Of all the lines in the records below, how many hold the word "text"? Give the number alone.
---------- Listing ----------
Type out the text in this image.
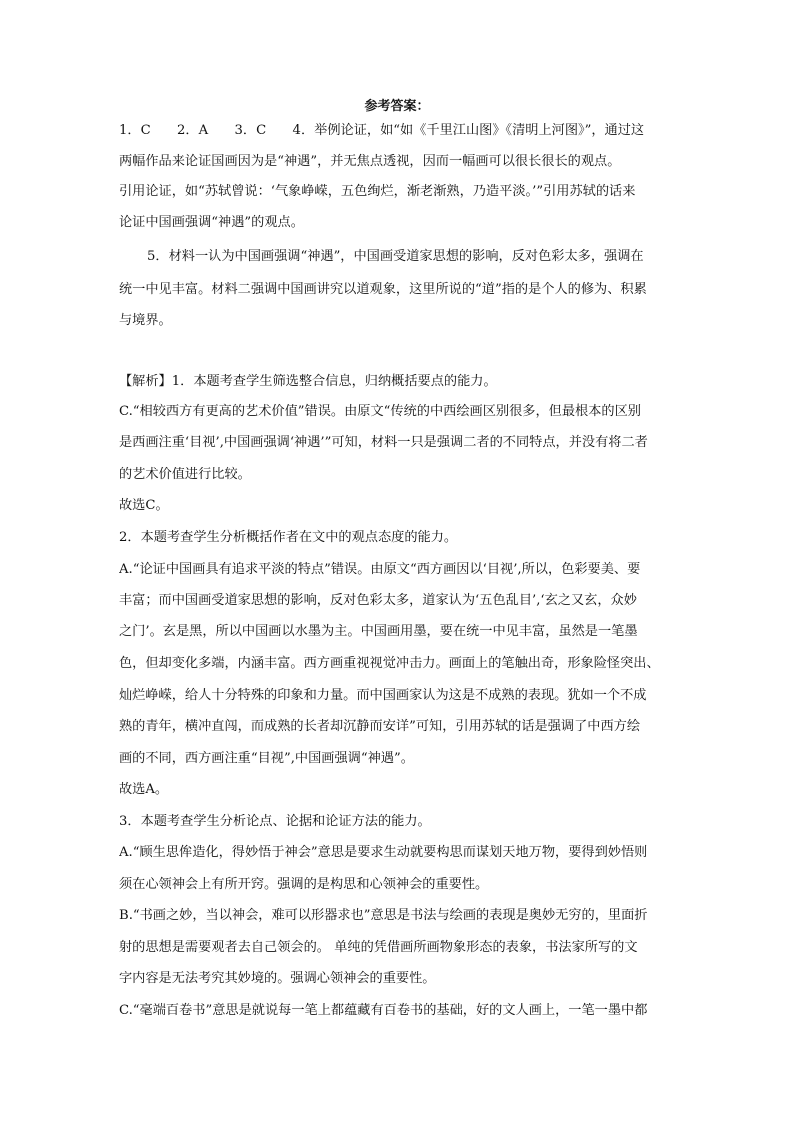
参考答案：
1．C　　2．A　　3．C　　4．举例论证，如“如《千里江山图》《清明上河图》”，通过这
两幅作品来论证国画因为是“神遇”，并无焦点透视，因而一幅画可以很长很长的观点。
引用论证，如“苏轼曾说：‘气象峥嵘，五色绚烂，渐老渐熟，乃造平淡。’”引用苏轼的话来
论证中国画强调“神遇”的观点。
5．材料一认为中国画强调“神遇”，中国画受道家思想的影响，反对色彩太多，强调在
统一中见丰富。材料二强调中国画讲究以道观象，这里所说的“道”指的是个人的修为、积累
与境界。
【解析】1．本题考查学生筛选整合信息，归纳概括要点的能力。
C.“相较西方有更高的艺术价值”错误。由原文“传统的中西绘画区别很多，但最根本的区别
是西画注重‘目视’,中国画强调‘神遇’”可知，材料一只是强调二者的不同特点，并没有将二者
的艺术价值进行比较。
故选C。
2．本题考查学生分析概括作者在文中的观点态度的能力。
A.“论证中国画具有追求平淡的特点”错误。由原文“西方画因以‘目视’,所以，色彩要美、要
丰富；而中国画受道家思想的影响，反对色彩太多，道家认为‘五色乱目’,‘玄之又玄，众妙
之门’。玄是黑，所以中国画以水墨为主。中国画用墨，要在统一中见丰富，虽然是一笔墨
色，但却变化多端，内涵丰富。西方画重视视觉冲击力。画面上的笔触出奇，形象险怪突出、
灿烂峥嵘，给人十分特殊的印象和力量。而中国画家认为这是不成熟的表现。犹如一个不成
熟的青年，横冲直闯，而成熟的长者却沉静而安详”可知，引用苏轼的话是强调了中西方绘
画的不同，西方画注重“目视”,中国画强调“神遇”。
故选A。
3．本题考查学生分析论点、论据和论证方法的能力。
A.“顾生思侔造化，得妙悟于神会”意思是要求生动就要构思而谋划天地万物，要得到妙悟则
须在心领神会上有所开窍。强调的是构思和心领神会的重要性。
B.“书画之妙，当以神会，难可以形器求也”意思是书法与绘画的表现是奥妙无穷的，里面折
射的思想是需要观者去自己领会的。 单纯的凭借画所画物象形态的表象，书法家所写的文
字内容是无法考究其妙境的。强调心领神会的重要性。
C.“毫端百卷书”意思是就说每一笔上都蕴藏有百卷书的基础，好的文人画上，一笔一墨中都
----------
---------- Listing ----------
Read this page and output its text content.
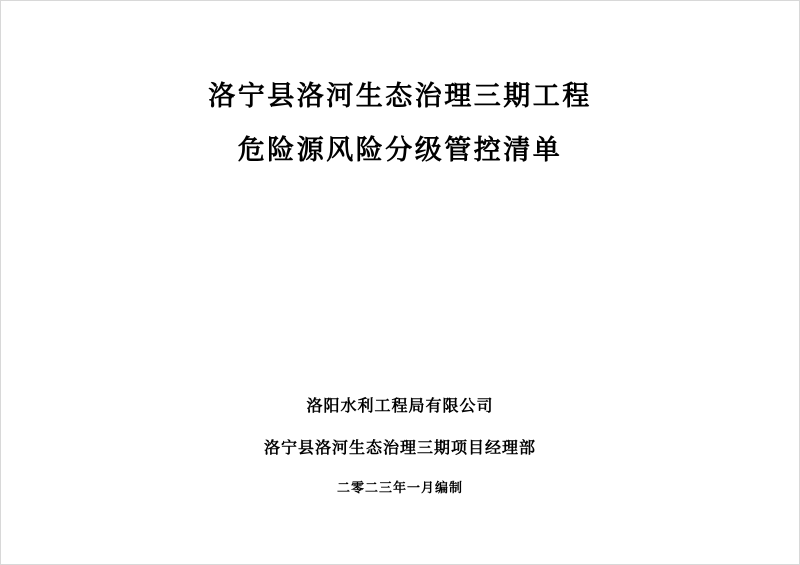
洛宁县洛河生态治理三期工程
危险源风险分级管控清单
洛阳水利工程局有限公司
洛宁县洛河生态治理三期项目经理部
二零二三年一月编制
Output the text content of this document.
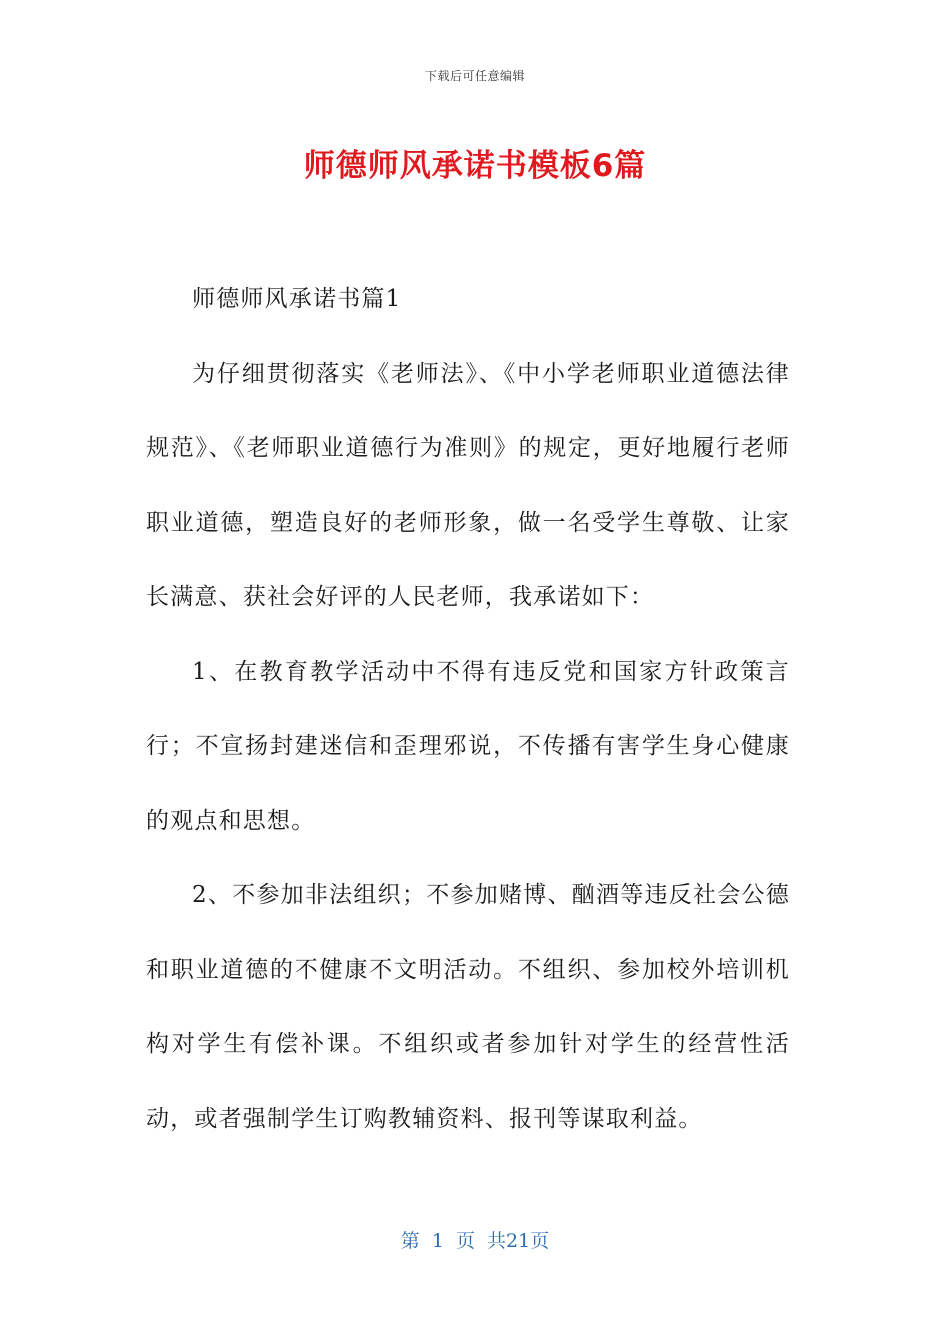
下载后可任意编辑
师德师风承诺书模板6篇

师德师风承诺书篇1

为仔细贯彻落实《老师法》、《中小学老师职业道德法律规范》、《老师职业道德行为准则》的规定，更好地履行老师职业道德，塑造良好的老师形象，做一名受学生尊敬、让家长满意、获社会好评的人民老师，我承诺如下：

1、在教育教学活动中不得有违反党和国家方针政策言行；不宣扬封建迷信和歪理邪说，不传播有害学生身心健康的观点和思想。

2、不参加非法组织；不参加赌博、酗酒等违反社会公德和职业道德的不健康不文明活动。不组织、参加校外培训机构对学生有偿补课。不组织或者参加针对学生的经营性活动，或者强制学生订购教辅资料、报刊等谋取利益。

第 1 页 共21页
----------
■ Correct output ■
3